— THE EXERCISE —
Starting with the line that contains "Type out the text in this image.", write out each line through the end of the listing, unchanged. Output nothing else.
── SUPPLIED MATERIAL ──
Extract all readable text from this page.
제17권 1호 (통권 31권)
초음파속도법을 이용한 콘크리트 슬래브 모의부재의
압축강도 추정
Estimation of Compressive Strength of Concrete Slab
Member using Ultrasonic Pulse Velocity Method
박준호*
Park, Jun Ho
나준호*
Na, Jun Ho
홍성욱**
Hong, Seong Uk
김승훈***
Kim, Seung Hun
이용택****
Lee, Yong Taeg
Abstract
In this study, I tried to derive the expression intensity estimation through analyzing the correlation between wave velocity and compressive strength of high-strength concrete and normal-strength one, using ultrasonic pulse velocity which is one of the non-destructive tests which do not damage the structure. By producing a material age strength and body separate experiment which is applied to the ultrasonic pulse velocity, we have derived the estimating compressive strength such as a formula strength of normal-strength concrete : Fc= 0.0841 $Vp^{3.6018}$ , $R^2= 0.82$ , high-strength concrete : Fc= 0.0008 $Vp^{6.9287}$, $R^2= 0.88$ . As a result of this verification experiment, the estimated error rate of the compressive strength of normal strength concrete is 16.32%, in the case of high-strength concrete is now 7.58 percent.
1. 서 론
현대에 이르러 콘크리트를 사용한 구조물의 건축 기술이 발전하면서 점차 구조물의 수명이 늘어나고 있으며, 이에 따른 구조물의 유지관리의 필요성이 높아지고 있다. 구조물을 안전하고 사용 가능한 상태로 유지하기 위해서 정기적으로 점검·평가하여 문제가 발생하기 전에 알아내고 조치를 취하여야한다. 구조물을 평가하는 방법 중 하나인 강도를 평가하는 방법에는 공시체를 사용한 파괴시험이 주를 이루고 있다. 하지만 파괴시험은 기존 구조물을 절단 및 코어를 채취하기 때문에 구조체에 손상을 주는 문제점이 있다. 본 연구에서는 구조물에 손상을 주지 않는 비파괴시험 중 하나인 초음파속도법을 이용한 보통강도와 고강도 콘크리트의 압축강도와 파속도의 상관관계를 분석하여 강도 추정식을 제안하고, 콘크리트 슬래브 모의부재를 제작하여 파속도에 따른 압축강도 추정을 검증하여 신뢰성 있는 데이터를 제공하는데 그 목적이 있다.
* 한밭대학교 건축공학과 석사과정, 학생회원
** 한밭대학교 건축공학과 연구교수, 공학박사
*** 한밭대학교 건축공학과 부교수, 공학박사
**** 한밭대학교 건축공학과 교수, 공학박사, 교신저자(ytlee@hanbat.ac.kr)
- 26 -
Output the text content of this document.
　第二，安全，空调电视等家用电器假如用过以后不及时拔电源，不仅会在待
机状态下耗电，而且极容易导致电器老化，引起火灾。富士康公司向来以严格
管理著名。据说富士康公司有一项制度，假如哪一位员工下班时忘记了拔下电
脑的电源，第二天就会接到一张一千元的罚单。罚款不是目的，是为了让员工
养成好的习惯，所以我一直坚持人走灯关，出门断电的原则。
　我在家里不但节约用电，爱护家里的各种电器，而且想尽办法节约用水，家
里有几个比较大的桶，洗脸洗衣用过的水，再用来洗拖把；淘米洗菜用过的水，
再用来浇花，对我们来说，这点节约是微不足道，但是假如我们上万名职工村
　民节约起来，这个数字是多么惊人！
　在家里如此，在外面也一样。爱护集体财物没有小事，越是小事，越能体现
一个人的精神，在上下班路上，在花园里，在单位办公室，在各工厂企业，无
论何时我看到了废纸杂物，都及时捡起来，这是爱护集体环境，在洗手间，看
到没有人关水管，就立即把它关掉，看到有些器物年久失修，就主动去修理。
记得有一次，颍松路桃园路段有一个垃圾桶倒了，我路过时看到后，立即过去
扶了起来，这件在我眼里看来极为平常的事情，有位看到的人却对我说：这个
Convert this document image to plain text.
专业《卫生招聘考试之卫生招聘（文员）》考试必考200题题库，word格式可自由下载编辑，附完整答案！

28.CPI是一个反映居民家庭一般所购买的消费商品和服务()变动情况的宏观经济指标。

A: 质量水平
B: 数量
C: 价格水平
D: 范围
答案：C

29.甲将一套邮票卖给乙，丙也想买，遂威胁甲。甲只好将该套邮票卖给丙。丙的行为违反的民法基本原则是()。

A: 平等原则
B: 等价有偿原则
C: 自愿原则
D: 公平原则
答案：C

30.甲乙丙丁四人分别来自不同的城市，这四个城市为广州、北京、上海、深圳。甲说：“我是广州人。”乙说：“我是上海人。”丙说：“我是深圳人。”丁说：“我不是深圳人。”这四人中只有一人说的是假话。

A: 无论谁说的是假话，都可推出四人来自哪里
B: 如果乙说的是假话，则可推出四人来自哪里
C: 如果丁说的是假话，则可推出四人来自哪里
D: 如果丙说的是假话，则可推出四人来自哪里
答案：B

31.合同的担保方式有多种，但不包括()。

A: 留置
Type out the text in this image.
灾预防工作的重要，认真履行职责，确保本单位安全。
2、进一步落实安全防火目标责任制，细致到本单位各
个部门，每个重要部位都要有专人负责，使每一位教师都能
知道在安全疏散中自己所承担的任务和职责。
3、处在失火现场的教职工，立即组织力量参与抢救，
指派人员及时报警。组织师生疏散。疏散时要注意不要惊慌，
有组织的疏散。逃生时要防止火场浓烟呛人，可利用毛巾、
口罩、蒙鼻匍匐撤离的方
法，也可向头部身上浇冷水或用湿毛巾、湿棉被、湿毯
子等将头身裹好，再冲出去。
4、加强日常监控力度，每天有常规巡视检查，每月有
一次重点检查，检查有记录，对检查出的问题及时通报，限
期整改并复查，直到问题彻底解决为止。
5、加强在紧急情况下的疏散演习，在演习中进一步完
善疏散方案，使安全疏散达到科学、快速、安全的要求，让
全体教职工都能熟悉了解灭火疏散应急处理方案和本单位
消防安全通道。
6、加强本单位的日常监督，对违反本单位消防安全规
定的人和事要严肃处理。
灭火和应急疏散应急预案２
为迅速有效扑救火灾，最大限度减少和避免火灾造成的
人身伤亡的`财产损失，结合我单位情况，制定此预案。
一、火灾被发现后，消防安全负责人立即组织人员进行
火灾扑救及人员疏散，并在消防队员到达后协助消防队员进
───
— FINISHED TASK —
Type out the text in this image.
灾预防工作的重要，认真履行职责，确保本单位安全。
2、进一步落实安全防火目标责任制，细致到本单位各
个部门，每个重要部位都要有专人负责，使每一位教师都能
知道在安全疏散中自己所承担的任务和职责。
3、处在失火现场的教职工，立即组织力量参与抢救，
指派人员及时报警。组织师生疏散。疏散时要注意不要惊慌，
有组织的疏散。逃生时要防止火场浓烟呛人，可利用毛巾、
口罩、蒙鼻匍匐撤离的方
法，也可向头部身上浇冷水或用湿毛巾、湿棉被、湿毯
子等将头身裹好，再冲出去。
4、加强日常监控力度，每天有常规巡视检查，每月有
一次重点检查，检查有记录，对检查出的问题及时通报，限
期整改并复查，直到问题彻底解决为止。
5、加强在紧急情况下的疏散演习，在演习中进一步完
善疏散方案，使安全疏散达到科学、快速、安全的要求，让
全体教职工都能熟悉了解灭火疏散应急处理方案和本单位
消防安全通道。
6、加强本单位的日常监督，对违反本单位消防安全规
定的人和事要严肃处理。
灭火和应急疏散应急预案２
为迅速有效扑救火灾，最大限度减少和避免火灾造成的
人身伤亡的`财产损失，结合我单位情况，制定此预案。
一、火灾被发现后，消防安全负责人立即组织人员进行
火灾扑救及人员疏散，并在消防队员到达后协助消防队员进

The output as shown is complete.